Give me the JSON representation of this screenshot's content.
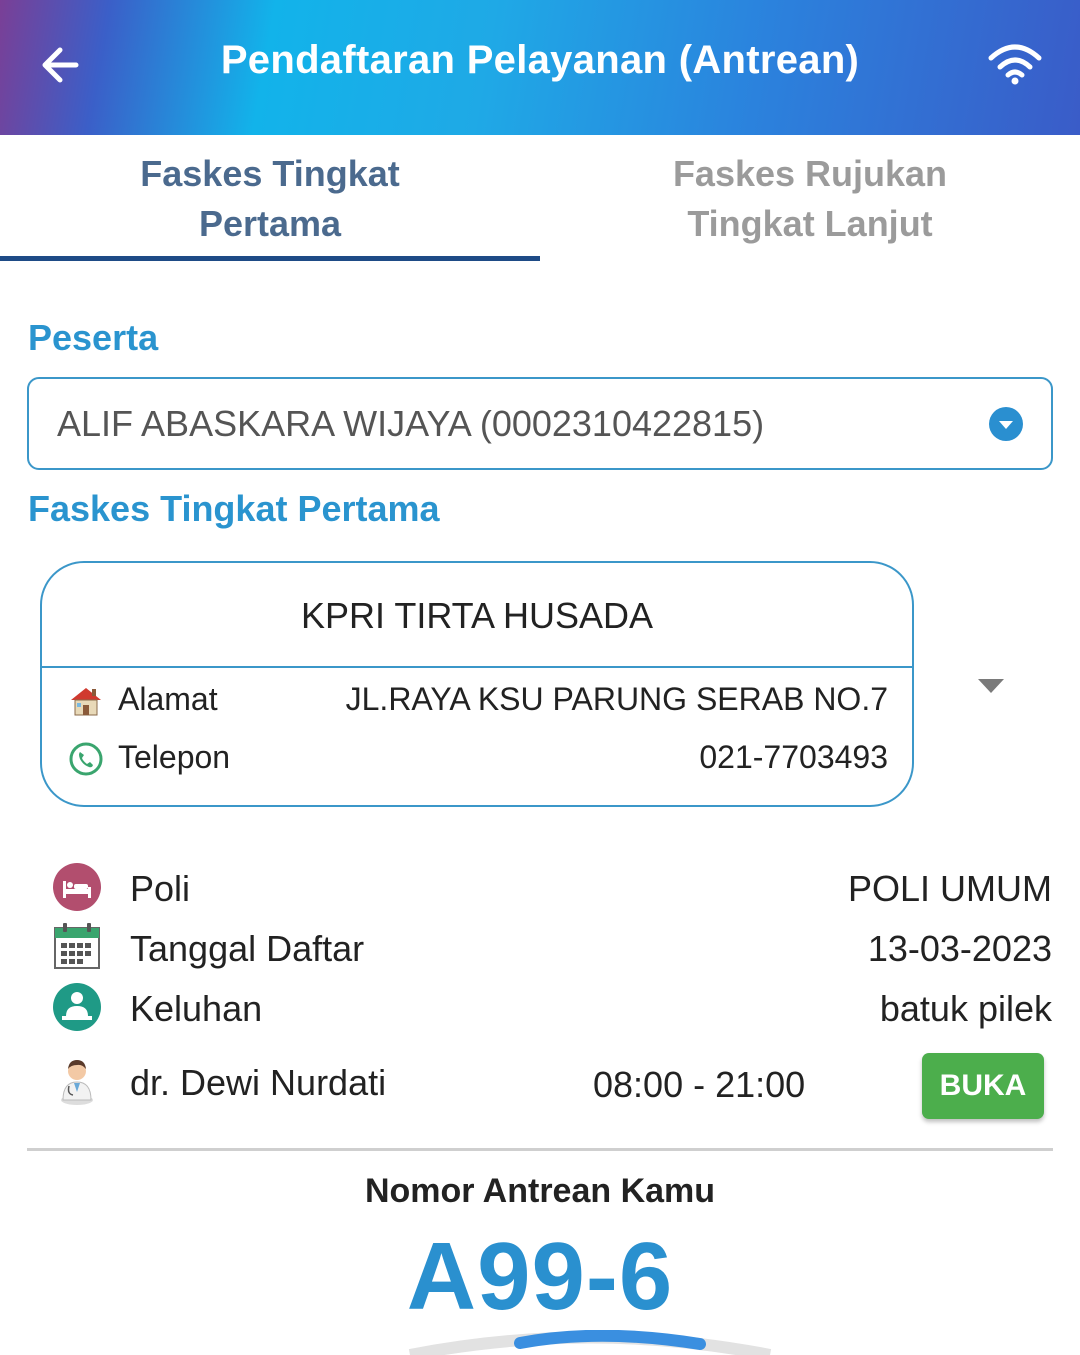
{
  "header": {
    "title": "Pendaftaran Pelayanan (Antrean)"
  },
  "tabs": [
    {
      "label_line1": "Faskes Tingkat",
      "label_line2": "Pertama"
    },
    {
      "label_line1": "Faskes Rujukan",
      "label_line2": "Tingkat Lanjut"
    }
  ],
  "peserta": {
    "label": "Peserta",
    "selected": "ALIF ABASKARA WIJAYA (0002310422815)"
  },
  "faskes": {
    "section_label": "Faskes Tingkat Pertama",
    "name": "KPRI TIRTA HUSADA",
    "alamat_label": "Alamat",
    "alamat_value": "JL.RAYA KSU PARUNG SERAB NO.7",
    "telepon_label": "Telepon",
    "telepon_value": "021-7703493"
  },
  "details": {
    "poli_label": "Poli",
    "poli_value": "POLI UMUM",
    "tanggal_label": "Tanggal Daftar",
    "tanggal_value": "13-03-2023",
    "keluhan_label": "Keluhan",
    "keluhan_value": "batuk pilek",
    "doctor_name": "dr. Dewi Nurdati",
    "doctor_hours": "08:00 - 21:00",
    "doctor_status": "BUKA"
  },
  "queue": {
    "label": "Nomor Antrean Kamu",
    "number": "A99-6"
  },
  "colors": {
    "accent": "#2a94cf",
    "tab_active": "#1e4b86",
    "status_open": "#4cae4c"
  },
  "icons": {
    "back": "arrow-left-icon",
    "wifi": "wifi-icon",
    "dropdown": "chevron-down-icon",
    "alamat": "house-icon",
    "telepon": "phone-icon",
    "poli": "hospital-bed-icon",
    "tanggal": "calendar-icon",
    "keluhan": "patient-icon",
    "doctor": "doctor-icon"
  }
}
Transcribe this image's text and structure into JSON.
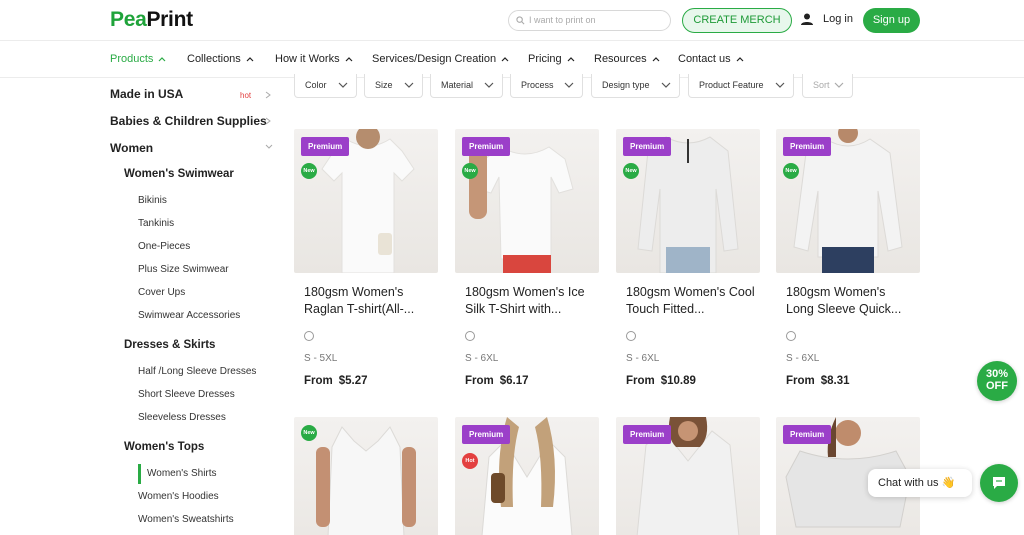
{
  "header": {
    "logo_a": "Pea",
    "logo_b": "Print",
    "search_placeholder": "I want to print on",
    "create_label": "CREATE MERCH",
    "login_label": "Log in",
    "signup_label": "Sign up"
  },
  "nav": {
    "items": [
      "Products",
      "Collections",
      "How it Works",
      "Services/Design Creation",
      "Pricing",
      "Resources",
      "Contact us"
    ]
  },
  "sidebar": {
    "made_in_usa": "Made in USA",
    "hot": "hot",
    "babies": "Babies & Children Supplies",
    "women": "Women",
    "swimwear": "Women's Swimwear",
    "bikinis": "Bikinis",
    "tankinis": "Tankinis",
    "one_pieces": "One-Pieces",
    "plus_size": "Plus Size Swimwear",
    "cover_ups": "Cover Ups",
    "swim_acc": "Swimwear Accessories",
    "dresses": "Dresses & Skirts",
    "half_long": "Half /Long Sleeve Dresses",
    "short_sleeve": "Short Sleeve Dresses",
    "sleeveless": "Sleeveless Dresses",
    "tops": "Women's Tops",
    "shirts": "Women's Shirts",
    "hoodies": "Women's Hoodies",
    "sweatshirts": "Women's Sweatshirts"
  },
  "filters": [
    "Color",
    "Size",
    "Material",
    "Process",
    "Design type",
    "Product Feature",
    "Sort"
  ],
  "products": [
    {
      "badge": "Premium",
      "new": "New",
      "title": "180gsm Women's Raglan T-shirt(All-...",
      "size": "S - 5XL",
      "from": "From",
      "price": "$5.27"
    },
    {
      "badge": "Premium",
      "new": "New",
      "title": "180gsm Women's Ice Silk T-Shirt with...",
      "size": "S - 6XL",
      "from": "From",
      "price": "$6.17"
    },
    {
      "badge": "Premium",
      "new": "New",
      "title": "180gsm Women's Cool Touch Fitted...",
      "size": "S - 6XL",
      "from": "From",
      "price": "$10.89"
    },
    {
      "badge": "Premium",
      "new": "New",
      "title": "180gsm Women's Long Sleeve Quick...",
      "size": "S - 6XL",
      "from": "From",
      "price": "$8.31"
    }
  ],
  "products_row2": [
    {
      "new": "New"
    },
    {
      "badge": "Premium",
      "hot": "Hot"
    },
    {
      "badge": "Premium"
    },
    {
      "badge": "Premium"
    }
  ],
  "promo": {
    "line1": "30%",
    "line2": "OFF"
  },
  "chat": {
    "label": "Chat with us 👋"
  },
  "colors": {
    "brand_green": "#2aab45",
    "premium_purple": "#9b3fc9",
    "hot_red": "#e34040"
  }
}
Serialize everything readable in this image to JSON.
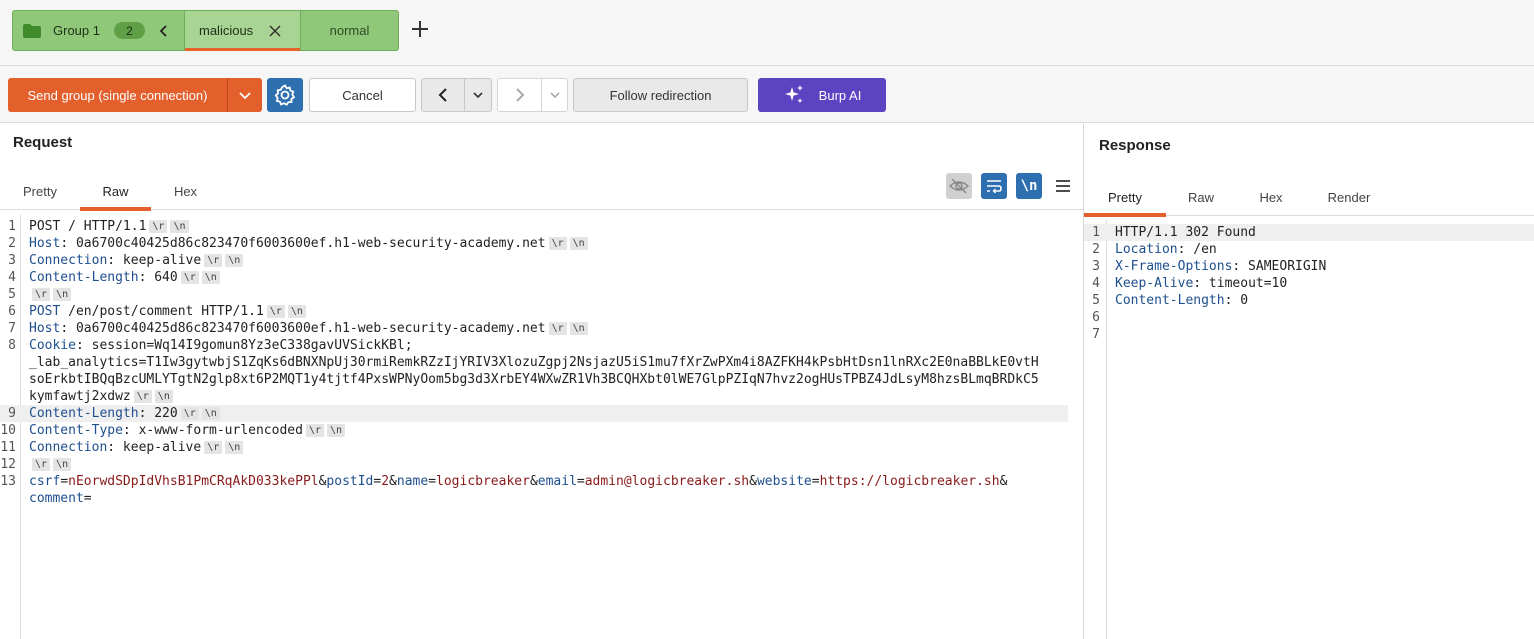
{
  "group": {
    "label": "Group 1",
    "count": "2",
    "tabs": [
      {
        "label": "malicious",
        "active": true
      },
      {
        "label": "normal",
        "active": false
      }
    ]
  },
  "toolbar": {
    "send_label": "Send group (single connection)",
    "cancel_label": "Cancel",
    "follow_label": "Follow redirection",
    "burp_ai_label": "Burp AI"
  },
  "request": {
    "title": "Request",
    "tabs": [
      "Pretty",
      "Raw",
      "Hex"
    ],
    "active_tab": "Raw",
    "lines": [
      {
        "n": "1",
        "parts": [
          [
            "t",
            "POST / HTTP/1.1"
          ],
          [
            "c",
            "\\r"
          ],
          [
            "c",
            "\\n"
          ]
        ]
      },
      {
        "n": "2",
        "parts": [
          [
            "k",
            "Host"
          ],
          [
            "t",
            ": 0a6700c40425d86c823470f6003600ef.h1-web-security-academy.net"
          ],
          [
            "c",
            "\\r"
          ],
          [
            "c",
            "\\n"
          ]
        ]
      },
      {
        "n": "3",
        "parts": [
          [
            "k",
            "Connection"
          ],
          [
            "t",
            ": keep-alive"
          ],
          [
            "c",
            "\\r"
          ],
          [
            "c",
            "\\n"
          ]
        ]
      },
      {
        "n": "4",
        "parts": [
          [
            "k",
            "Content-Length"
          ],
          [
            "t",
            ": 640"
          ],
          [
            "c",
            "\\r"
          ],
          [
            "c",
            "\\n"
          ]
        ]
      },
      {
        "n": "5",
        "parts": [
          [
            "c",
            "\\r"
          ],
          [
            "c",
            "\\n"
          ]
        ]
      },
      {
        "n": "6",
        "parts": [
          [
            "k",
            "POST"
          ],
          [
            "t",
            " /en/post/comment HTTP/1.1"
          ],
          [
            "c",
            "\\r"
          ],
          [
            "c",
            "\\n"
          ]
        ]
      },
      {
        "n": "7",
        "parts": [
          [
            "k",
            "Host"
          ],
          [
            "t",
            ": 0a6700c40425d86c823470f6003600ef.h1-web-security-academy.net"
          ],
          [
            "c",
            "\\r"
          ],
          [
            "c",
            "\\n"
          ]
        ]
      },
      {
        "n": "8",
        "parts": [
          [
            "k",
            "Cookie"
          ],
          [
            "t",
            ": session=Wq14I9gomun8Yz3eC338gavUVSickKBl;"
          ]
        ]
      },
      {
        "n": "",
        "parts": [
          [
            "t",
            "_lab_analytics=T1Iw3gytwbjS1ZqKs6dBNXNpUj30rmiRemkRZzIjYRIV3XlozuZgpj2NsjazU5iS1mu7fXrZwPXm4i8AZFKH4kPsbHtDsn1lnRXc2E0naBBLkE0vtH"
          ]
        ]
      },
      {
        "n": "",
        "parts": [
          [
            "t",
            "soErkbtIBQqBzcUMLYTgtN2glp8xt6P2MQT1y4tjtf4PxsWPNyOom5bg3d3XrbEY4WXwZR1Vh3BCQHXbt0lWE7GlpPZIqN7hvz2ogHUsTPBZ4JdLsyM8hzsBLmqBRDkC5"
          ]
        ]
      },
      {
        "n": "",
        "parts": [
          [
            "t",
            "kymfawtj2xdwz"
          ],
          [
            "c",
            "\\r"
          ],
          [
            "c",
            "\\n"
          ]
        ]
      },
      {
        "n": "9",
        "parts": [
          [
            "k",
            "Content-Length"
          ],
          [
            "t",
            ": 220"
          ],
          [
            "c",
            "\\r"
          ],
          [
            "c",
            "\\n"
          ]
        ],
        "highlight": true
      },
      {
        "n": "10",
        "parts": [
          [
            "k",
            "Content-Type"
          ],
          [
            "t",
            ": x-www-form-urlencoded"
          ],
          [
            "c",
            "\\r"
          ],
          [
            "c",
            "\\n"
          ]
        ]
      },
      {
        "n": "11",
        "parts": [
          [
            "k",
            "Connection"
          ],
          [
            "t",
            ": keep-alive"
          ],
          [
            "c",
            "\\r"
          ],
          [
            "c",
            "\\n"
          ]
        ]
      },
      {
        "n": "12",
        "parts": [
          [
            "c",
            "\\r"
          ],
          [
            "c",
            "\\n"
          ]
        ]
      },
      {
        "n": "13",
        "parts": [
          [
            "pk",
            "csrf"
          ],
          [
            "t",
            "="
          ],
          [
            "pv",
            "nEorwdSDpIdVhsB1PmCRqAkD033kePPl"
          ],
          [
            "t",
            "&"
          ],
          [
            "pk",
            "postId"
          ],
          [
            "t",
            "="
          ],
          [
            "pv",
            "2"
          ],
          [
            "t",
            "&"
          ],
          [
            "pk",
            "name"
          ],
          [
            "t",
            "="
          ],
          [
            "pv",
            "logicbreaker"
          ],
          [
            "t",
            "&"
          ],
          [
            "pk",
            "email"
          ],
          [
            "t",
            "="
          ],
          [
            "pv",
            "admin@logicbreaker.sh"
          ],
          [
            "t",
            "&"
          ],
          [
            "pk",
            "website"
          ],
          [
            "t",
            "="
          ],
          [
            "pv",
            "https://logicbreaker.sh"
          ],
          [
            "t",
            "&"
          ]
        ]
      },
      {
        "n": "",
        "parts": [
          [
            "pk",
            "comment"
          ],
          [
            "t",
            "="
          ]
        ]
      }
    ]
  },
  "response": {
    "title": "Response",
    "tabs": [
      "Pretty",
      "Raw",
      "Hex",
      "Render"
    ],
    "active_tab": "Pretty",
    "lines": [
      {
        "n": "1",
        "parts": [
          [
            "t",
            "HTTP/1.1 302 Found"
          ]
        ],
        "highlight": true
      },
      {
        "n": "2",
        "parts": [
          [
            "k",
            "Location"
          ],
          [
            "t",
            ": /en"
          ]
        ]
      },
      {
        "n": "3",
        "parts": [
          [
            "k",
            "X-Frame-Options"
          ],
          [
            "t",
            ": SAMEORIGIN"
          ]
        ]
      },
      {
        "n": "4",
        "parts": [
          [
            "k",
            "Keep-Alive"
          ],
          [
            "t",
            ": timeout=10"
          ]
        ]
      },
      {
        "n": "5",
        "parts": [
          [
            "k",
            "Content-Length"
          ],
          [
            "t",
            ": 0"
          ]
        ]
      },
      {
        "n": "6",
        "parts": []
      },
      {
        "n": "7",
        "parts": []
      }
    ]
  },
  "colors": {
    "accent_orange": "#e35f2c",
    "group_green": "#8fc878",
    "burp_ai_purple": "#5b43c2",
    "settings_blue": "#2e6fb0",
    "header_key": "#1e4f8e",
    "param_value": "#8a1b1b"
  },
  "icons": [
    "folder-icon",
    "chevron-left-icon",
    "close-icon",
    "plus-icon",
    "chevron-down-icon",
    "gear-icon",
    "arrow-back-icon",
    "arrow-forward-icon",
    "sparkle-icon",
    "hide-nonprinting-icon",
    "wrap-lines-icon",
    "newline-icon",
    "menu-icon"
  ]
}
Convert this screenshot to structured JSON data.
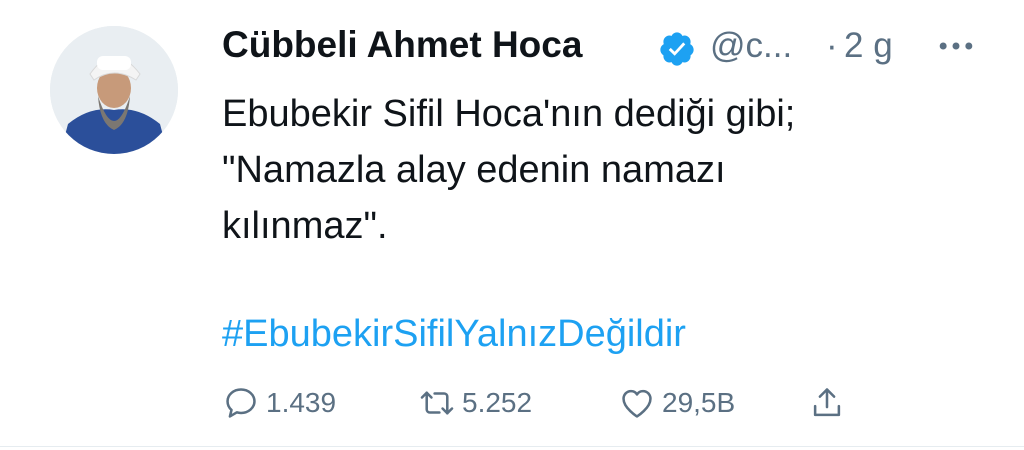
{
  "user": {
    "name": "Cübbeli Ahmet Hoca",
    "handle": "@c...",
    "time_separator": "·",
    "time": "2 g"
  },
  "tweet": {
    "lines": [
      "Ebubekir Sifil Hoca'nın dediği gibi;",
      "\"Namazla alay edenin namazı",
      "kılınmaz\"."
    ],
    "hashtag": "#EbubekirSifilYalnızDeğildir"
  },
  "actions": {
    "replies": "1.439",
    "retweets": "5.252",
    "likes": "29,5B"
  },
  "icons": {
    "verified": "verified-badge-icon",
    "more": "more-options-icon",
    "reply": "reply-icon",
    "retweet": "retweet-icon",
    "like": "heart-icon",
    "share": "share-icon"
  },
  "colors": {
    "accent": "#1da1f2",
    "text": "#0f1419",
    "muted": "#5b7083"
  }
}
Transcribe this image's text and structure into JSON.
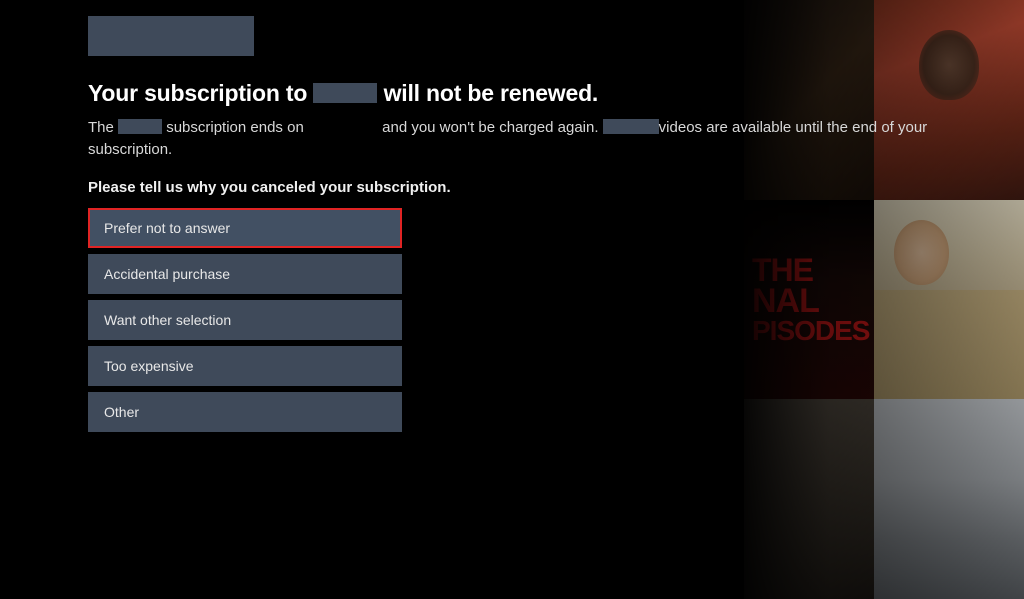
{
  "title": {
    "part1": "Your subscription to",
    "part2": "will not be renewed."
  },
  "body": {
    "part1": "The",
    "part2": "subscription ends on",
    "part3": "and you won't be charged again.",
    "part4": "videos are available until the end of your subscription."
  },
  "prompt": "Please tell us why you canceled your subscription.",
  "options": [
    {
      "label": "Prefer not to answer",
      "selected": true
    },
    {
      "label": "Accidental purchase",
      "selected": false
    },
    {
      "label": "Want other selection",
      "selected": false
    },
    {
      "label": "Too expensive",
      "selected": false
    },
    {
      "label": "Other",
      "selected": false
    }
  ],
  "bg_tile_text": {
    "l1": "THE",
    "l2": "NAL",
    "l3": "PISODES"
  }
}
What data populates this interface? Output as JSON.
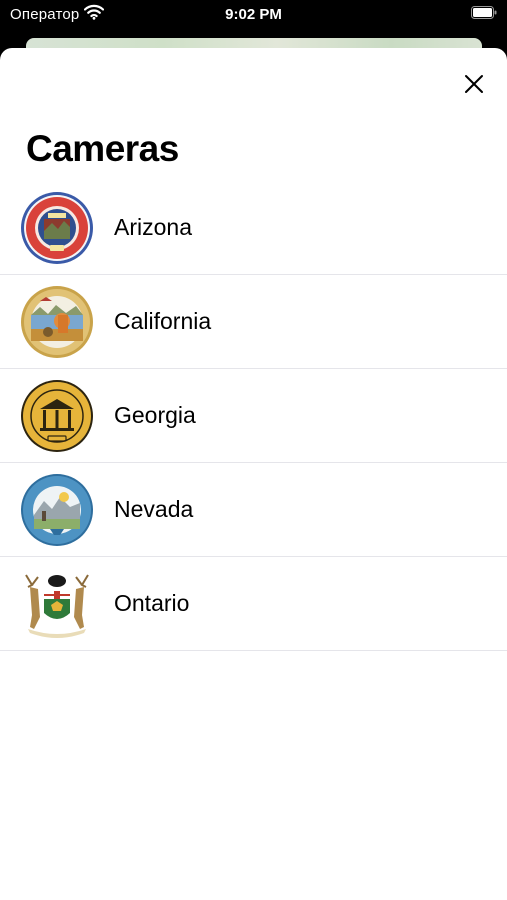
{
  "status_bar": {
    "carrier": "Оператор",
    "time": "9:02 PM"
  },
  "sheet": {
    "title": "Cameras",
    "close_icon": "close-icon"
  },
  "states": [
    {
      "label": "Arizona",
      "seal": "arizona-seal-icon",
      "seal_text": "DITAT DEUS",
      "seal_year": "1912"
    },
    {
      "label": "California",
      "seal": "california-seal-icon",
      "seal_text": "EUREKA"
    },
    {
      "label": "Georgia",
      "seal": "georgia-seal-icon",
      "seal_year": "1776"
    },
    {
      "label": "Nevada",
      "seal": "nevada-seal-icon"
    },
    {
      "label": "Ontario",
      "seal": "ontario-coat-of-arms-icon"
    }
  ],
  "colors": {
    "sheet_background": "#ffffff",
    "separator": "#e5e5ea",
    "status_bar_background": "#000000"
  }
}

_Required task_
Pull out every line of the entries that includes the word "Swimwear".

_Solution for this problem_
    "swimwear": "Women's Swimwear",
    "plus_size": "Plus Size Swimwear",
    "swim_acc": "Swimwear Accessories",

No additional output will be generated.